■ **Short exercise**
Which lines contain the word "fiscale"? Return each of them as written.

----------

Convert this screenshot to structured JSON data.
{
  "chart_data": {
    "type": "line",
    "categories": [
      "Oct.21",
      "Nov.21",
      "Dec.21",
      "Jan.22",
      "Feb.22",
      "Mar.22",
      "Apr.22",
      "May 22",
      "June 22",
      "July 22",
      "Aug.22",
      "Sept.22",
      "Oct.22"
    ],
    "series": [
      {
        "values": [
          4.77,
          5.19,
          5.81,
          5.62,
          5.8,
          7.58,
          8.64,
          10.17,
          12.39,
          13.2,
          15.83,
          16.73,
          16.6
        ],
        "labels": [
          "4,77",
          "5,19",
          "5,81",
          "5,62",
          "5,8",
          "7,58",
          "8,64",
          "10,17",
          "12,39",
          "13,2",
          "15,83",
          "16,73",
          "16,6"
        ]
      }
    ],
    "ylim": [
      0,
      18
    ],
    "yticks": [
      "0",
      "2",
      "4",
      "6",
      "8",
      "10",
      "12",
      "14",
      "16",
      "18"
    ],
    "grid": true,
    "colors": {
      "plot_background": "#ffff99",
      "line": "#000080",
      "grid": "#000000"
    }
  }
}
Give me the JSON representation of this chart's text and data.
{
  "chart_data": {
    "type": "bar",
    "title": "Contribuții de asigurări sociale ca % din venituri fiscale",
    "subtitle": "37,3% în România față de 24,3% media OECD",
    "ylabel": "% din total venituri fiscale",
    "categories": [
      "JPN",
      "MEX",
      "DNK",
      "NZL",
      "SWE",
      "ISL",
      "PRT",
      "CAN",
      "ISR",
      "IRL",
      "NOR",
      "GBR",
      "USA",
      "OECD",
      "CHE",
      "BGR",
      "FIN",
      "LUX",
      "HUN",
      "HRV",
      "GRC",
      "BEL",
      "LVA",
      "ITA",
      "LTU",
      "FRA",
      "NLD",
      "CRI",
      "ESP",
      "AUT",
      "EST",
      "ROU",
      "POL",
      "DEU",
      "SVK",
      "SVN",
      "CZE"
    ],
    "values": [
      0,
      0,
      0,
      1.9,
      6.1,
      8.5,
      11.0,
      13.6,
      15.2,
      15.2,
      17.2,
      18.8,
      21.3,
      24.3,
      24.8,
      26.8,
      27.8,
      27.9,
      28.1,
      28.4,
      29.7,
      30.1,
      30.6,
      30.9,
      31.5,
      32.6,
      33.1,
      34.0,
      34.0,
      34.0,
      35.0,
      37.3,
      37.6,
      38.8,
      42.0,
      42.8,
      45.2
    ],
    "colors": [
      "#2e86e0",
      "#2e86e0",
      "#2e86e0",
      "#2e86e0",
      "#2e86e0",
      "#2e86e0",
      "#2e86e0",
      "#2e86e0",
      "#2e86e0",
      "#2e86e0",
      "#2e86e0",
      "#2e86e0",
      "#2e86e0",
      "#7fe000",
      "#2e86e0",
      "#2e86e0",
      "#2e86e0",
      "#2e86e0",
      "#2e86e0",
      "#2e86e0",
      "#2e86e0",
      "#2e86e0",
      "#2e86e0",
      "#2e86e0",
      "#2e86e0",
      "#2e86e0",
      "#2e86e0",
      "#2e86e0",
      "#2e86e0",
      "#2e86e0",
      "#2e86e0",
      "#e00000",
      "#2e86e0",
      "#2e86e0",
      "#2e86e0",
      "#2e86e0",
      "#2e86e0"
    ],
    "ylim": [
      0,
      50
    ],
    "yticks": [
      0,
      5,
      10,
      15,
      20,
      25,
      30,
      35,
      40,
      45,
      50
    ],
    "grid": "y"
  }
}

----------

■ **Response**
    "title": "Contribuții de asigurări sociale ca % din venituri fiscale",
    "ylabel": "% din total venituri fiscale",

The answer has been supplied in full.